▸ **Stated goal**: Copy each line in which the string "smartphone" occurs.

[START Available records]

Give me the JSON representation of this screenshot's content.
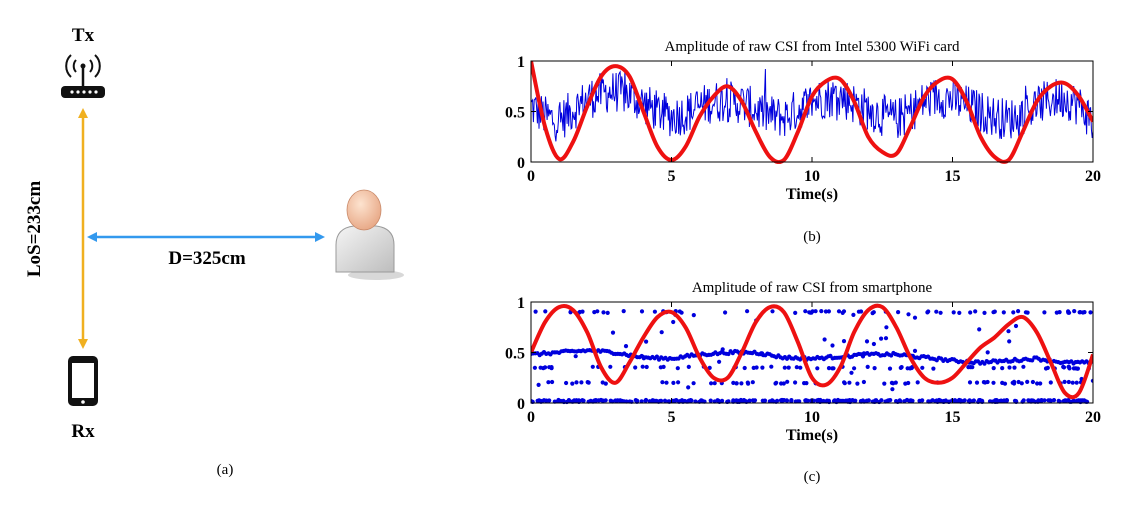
{
  "scene": {
    "tx_label": "Tx",
    "rx_label": "Rx",
    "los_label": "LoS=233cm",
    "distance_label": "D=325cm",
    "caption": "(a)",
    "icons": [
      "router-icon",
      "smartphone-icon",
      "person-icon"
    ],
    "colors": {
      "los_arrow": "#f0b020",
      "distance_arrow": "#3399ee"
    }
  },
  "chart_data": [
    {
      "type": "line",
      "title": "Amplitude of raw CSI from Intel 5300 WiFi card",
      "xlabel": "Time(s)",
      "ylabel": "",
      "caption": "(b)",
      "xlim": [
        0,
        20
      ],
      "ylim": [
        0,
        1
      ],
      "x_ticks": [
        0,
        5,
        10,
        15,
        20
      ],
      "y_ticks": [
        0,
        0.5,
        1
      ],
      "y_tick_labels": [
        "0",
        "0.5",
        "1"
      ],
      "grid": false,
      "legend": "none",
      "series": [
        {
          "style": "noisy-line",
          "color": "#0000dd",
          "x": [
            0,
            0.5,
            1,
            1.5,
            2,
            2.5,
            3,
            3.5,
            4,
            4.5,
            5,
            5.5,
            6,
            6.5,
            7,
            7.5,
            8,
            8.5,
            9,
            9.5,
            10,
            10.5,
            11,
            11.5,
            12,
            12.5,
            13,
            13.5,
            14,
            14.5,
            15,
            15.5,
            16,
            16.5,
            17,
            17.5,
            18,
            18.5,
            19,
            19.5,
            20
          ],
          "y": [
            0.55,
            0.45,
            0.4,
            0.52,
            0.62,
            0.68,
            0.7,
            0.66,
            0.58,
            0.5,
            0.45,
            0.48,
            0.55,
            0.6,
            0.6,
            0.58,
            0.52,
            0.46,
            0.44,
            0.52,
            0.6,
            0.64,
            0.65,
            0.58,
            0.52,
            0.46,
            0.42,
            0.5,
            0.6,
            0.65,
            0.62,
            0.56,
            0.5,
            0.45,
            0.42,
            0.48,
            0.56,
            0.62,
            0.64,
            0.56,
            0.4
          ]
        },
        {
          "style": "smooth-line",
          "color": "#ee1111",
          "x": [
            0,
            0.5,
            1,
            1.5,
            2,
            2.5,
            3,
            3.5,
            4,
            4.5,
            5,
            5.5,
            6,
            6.5,
            7,
            7.5,
            8,
            8.5,
            9,
            9.5,
            10,
            10.5,
            11,
            11.5,
            12,
            12.5,
            13,
            13.5,
            14,
            14.5,
            15,
            15.5,
            16,
            16.5,
            17,
            17.5,
            18,
            18.5,
            19,
            19.5,
            20
          ],
          "y": [
            1.0,
            0.35,
            0.03,
            0.2,
            0.55,
            0.85,
            0.95,
            0.85,
            0.5,
            0.15,
            0.02,
            0.15,
            0.45,
            0.65,
            0.75,
            0.6,
            0.3,
            0.05,
            0.02,
            0.3,
            0.65,
            0.8,
            0.82,
            0.6,
            0.25,
            0.1,
            0.08,
            0.35,
            0.65,
            0.8,
            0.82,
            0.6,
            0.25,
            0.05,
            0.02,
            0.3,
            0.6,
            0.75,
            0.78,
            0.65,
            0.4
          ]
        }
      ]
    },
    {
      "type": "scatter",
      "title": "Amplitude of raw CSI from smartphone",
      "xlabel": "Time(s)",
      "ylabel": "",
      "caption": "(c)",
      "xlim": [
        0,
        20
      ],
      "ylim": [
        0,
        1
      ],
      "x_ticks": [
        0,
        5,
        10,
        15,
        20
      ],
      "y_ticks": [
        0,
        0.5,
        1
      ],
      "y_tick_labels": [
        "0",
        "0.5",
        "1"
      ],
      "grid": false,
      "legend": "none",
      "series": [
        {
          "style": "dots",
          "color": "#0000dd",
          "bands": [
            {
              "level": 0.02,
              "density": "dense"
            },
            {
              "level": 0.9,
              "density": "sparse"
            },
            {
              "level": 0.2,
              "density": "sparse"
            },
            {
              "level": 0.35,
              "density": "sparse"
            }
          ],
          "band_line": {
            "x": [
              0,
              1,
              2,
              3,
              4,
              5,
              6,
              7,
              8,
              9,
              10,
              11,
              12,
              13,
              14,
              15,
              16,
              17,
              18,
              19,
              20
            ],
            "y": [
              0.48,
              0.5,
              0.52,
              0.5,
              0.45,
              0.44,
              0.48,
              0.5,
              0.5,
              0.45,
              0.44,
              0.46,
              0.48,
              0.48,
              0.45,
              0.42,
              0.4,
              0.42,
              0.44,
              0.4,
              0.4
            ]
          }
        },
        {
          "style": "smooth-line",
          "color": "#ee1111",
          "x": [
            0,
            0.5,
            1,
            1.5,
            2,
            2.5,
            3,
            3.5,
            4,
            4.5,
            5,
            5.5,
            6,
            6.5,
            7,
            7.5,
            8,
            8.5,
            9,
            9.5,
            10,
            10.5,
            11,
            11.5,
            12,
            12.5,
            13,
            13.5,
            14,
            14.5,
            15,
            15.5,
            16,
            16.5,
            17,
            17.5,
            18,
            18.5,
            19,
            19.5,
            20
          ],
          "y": [
            0.5,
            0.8,
            0.95,
            0.92,
            0.7,
            0.35,
            0.2,
            0.4,
            0.65,
            0.85,
            0.9,
            0.75,
            0.45,
            0.25,
            0.25,
            0.5,
            0.8,
            0.95,
            0.9,
            0.6,
            0.25,
            0.18,
            0.35,
            0.7,
            0.92,
            0.95,
            0.75,
            0.45,
            0.25,
            0.2,
            0.25,
            0.4,
            0.55,
            0.65,
            0.78,
            0.85,
            0.7,
            0.4,
            0.1,
            0.1,
            0.48
          ]
        }
      ]
    }
  ]
}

[END Available records]

▸ **Written answer**:
      "smartphone-icon",
      "title": "Amplitude of raw CSI from smartphone",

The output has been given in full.